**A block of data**
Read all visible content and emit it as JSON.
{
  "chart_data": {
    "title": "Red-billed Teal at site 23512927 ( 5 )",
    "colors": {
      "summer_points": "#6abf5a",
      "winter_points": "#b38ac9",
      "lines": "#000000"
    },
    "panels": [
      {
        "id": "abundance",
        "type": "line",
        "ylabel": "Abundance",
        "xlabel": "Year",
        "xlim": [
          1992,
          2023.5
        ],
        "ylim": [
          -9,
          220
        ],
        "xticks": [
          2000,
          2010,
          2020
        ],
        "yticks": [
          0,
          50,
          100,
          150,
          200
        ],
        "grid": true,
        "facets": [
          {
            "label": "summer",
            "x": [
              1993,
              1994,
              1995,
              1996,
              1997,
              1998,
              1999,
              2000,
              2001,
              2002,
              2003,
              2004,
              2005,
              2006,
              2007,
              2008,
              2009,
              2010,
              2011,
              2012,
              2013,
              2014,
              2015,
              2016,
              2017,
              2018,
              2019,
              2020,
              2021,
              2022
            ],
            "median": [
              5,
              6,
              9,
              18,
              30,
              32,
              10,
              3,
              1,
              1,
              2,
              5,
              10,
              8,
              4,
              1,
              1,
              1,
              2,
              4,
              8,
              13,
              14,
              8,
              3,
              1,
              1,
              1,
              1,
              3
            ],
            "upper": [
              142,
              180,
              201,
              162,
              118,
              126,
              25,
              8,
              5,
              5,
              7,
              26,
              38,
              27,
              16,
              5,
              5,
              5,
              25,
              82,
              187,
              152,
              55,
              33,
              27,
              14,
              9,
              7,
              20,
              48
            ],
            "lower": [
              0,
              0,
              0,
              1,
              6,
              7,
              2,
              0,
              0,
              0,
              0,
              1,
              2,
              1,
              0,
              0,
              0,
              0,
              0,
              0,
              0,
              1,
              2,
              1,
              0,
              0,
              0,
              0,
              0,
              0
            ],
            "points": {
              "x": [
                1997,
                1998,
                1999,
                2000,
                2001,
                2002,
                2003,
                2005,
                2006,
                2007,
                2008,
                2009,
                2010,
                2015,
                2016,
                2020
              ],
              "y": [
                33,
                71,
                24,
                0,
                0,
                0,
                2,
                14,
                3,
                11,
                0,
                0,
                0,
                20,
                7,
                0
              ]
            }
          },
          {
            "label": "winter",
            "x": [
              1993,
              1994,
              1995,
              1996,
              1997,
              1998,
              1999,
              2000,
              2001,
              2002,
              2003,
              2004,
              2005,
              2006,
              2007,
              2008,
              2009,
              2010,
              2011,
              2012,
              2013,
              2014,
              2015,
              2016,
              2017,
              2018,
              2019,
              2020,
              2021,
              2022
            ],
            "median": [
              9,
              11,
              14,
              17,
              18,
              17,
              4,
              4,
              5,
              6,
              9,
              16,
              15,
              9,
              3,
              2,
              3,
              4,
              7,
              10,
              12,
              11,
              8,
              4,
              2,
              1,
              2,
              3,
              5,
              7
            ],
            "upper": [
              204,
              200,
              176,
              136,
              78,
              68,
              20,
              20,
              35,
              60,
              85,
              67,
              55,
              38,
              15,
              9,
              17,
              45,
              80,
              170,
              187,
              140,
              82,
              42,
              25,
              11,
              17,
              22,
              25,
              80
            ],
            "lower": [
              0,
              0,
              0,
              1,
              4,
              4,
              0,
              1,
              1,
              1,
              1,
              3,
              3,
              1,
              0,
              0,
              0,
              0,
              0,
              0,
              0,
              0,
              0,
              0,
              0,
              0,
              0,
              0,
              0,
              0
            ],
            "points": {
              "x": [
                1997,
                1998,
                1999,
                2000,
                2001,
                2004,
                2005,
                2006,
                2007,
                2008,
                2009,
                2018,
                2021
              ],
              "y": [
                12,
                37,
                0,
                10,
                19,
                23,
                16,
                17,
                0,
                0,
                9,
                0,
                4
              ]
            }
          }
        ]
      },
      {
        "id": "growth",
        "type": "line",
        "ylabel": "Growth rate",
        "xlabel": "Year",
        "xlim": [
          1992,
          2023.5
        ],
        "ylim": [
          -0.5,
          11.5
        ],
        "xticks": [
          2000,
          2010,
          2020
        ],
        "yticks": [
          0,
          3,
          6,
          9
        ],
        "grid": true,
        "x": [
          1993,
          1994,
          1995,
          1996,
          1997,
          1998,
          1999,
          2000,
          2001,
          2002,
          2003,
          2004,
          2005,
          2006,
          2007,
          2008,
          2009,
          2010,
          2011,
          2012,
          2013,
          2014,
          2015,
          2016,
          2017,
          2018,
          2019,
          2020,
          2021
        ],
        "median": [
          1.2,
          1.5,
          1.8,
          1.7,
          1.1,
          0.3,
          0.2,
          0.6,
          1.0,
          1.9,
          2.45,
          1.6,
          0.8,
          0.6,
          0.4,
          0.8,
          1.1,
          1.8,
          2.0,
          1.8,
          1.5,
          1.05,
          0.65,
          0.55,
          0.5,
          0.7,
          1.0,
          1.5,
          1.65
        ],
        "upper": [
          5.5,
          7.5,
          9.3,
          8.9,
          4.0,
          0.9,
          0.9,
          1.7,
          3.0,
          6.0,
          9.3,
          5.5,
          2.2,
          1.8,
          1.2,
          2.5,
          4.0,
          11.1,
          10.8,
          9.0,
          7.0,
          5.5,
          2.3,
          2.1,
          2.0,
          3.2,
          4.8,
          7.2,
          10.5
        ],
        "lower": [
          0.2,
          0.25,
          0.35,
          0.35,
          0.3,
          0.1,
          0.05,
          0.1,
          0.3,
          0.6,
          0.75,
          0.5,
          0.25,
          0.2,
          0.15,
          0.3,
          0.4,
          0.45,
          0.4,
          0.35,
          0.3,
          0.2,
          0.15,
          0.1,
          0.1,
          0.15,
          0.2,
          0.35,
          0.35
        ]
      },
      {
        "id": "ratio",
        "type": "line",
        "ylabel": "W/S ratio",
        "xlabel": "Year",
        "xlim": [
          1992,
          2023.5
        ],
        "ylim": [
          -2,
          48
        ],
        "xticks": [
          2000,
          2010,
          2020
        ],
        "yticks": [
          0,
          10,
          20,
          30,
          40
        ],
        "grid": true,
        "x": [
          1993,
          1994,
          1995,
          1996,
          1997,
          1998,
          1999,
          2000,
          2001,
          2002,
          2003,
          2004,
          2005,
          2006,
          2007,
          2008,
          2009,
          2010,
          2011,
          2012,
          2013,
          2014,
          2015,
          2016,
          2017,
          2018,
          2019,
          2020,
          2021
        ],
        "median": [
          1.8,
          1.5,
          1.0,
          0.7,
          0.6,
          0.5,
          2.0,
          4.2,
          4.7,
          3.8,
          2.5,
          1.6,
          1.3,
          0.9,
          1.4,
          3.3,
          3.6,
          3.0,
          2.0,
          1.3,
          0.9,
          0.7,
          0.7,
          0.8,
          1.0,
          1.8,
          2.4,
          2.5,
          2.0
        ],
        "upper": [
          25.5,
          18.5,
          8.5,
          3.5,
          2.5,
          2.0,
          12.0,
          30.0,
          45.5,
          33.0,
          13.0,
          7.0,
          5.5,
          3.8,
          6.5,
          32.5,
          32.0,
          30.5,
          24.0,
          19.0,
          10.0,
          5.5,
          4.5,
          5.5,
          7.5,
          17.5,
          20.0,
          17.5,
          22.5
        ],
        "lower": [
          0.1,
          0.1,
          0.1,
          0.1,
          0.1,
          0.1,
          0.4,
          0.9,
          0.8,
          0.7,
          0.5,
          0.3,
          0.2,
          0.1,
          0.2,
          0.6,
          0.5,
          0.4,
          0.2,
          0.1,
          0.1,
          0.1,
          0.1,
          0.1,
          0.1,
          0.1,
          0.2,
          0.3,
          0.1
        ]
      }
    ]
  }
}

**TASK DESCRIPTION**
Every line above should be printed again exactly as it stands.

**WRITTEN RESPONSE**
Read all visible content and emit it as JSON.
{
  "chart_data": {
    "title": "Red-billed Teal at site 23512927 ( 5 )",
    "colors": {
      "summer_points": "#6abf5a",
      "winter_points": "#b38ac9",
      "lines": "#000000"
    },
    "panels": [
      {
        "id": "abundance",
        "type": "line",
        "ylabel": "Abundance",
        "xlabel": "Year",
        "xlim": [
          1992,
          2023.5
        ],
        "ylim": [
          -9,
          220
        ],
        "xticks": [
          2000,
          2010,
          2020
        ],
        "yticks": [
          0,
          50,
          100,
          150,
          200
        ],
        "grid": true,
        "facets": [
          {
            "label": "summer",
            "x": [
              1993,
              1994,
              1995,
              1996,
              1997,
              1998,
              1999,
              2000,
              2001,
              2002,
              2003,
              2004,
              2005,
              2006,
              2007,
              2008,
              2009,
              2010,
              2011,
              2012,
              2013,
              2014,
              2015,
              2016,
              2017,
              2018,
              2019,
              2020,
              2021,
              2022
            ],
            "median": [
              5,
              6,
              9,
              18,
              30,
              32,
              10,
              3,
              1,
              1,
              2,
              5,
              10,
              8,
              4,
              1,
              1,
              1,
              2,
              4,
              8,
              13,
              14,
              8,
              3,
              1,
              1,
              1,
              1,
              3
            ],
            "upper": [
              142,
              180,
              201,
              162,
              118,
              126,
              25,
              8,
              5,
              5,
              7,
              26,
              38,
              27,
              16,
              5,
              5,
              5,
              25,
              82,
              187,
              152,
              55,
              33,
              27,
              14,
              9,
              7,
              20,
              48
            ],
            "lower": [
              0,
              0,
              0,
              1,
              6,
              7,
              2,
              0,
              0,
              0,
              0,
              1,
              2,
              1,
              0,
              0,
              0,
              0,
              0,
              0,
              0,
              1,
              2,
              1,
              0,
              0,
              0,
              0,
              0,
              0
            ],
            "points": {
              "x": [
                1997,
                1998,
                1999,
                2000,
                2001,
                2002,
                2003,
                2005,
                2006,
                2007,
                2008,
                2009,
                2010,
                2015,
                2016,
                2020
              ],
              "y": [
                33,
                71,
                24,
                0,
                0,
                0,
                2,
                14,
                3,
                11,
                0,
                0,
                0,
                20,
                7,
                0
              ]
            }
          },
          {
            "label": "winter",
            "x": [
              1993,
              1994,
              1995,
              1996,
              1997,
              1998,
              1999,
              2000,
              2001,
              2002,
              2003,
              2004,
              2005,
              2006,
              2007,
              2008,
              2009,
              2010,
              2011,
              2012,
              2013,
              2014,
              2015,
              2016,
              2017,
              2018,
              2019,
              2020,
              2021,
              2022
            ],
            "median": [
              9,
              11,
              14,
              17,
              18,
              17,
              4,
              4,
              5,
              6,
              9,
              16,
              15,
              9,
              3,
              2,
              3,
              4,
              7,
              10,
              12,
              11,
              8,
              4,
              2,
              1,
              2,
              3,
              5,
              7
            ],
            "upper": [
              204,
              200,
              176,
              136,
              78,
              68,
              20,
              20,
              35,
              60,
              85,
              67,
              55,
              38,
              15,
              9,
              17,
              45,
              80,
              170,
              187,
              140,
              82,
              42,
              25,
              11,
              17,
              22,
              25,
              80
            ],
            "lower": [
              0,
              0,
              0,
              1,
              4,
              4,
              0,
              1,
              1,
              1,
              1,
              3,
              3,
              1,
              0,
              0,
              0,
              0,
              0,
              0,
              0,
              0,
              0,
              0,
              0,
              0,
              0,
              0,
              0,
              0
            ],
            "points": {
              "x": [
                1997,
                1998,
                1999,
                2000,
                2001,
                2004,
                2005,
                2006,
                2007,
                2008,
                2009,
                2018,
                2021
              ],
              "y": [
                12,
                37,
                0,
                10,
                19,
                23,
                16,
                17,
                0,
                0,
                9,
                0,
                4
              ]
            }
          }
        ]
      },
      {
        "id": "growth",
        "type": "line",
        "ylabel": "Growth rate",
        "xlabel": "Year",
        "xlim": [
          1992,
          2023.5
        ],
        "ylim": [
          -0.5,
          11.5
        ],
        "xticks": [
          2000,
          2010,
          2020
        ],
        "yticks": [
          0,
          3,
          6,
          9
        ],
        "grid": true,
        "x": [
          1993,
          1994,
          1995,
          1996,
          1997,
          1998,
          1999,
          2000,
          2001,
          2002,
          2003,
          2004,
          2005,
          2006,
          2007,
          2008,
          2009,
          2010,
          2011,
          2012,
          2013,
          2014,
          2015,
          2016,
          2017,
          2018,
          2019,
          2020,
          2021
        ],
        "median": [
          1.2,
          1.5,
          1.8,
          1.7,
          1.1,
          0.3,
          0.2,
          0.6,
          1.0,
          1.9,
          2.45,
          1.6,
          0.8,
          0.6,
          0.4,
          0.8,
          1.1,
          1.8,
          2.0,
          1.8,
          1.5,
          1.05,
          0.65,
          0.55,
          0.5,
          0.7,
          1.0,
          1.5,
          1.65
        ],
        "upper": [
          5.5,
          7.5,
          9.3,
          8.9,
          4.0,
          0.9,
          0.9,
          1.7,
          3.0,
          6.0,
          9.3,
          5.5,
          2.2,
          1.8,
          1.2,
          2.5,
          4.0,
          11.1,
          10.8,
          9.0,
          7.0,
          5.5,
          2.3,
          2.1,
          2.0,
          3.2,
          4.8,
          7.2,
          10.5
        ],
        "lower": [
          0.2,
          0.25,
          0.35,
          0.35,
          0.3,
          0.1,
          0.05,
          0.1,
          0.3,
          0.6,
          0.75,
          0.5,
          0.25,
          0.2,
          0.15,
          0.3,
          0.4,
          0.45,
          0.4,
          0.35,
          0.3,
          0.2,
          0.15,
          0.1,
          0.1,
          0.15,
          0.2,
          0.35,
          0.35
        ]
      },
      {
        "id": "ratio",
        "type": "line",
        "ylabel": "W/S ratio",
        "xlabel": "Year",
        "xlim": [
          1992,
          2023.5
        ],
        "ylim": [
          -2,
          48
        ],
        "xticks": [
          2000,
          2010,
          2020
        ],
        "yticks": [
          0,
          10,
          20,
          30,
          40
        ],
        "grid": true,
        "x": [
          1993,
          1994,
          1995,
          1996,
          1997,
          1998,
          1999,
          2000,
          2001,
          2002,
          2003,
          2004,
          2005,
          2006,
          2007,
          2008,
          2009,
          2010,
          2011,
          2012,
          2013,
          2014,
          2015,
          2016,
          2017,
          2018,
          2019,
          2020,
          2021
        ],
        "median": [
          1.8,
          1.5,
          1.0,
          0.7,
          0.6,
          0.5,
          2.0,
          4.2,
          4.7,
          3.8,
          2.5,
          1.6,
          1.3,
          0.9,
          1.4,
          3.3,
          3.6,
          3.0,
          2.0,
          1.3,
          0.9,
          0.7,
          0.7,
          0.8,
          1.0,
          1.8,
          2.4,
          2.5,
          2.0
        ],
        "upper": [
          25.5,
          18.5,
          8.5,
          3.5,
          2.5,
          2.0,
          12.0,
          30.0,
          45.5,
          33.0,
          13.0,
          7.0,
          5.5,
          3.8,
          6.5,
          32.5,
          32.0,
          30.5,
          24.0,
          19.0,
          10.0,
          5.5,
          4.5,
          5.5,
          7.5,
          17.5,
          20.0,
          17.5,
          22.5
        ],
        "lower": [
          0.1,
          0.1,
          0.1,
          0.1,
          0.1,
          0.1,
          0.4,
          0.9,
          0.8,
          0.7,
          0.5,
          0.3,
          0.2,
          0.1,
          0.2,
          0.6,
          0.5,
          0.4,
          0.2,
          0.1,
          0.1,
          0.1,
          0.1,
          0.1,
          0.1,
          0.1,
          0.2,
          0.3,
          0.1
        ]
      }
    ]
  }
}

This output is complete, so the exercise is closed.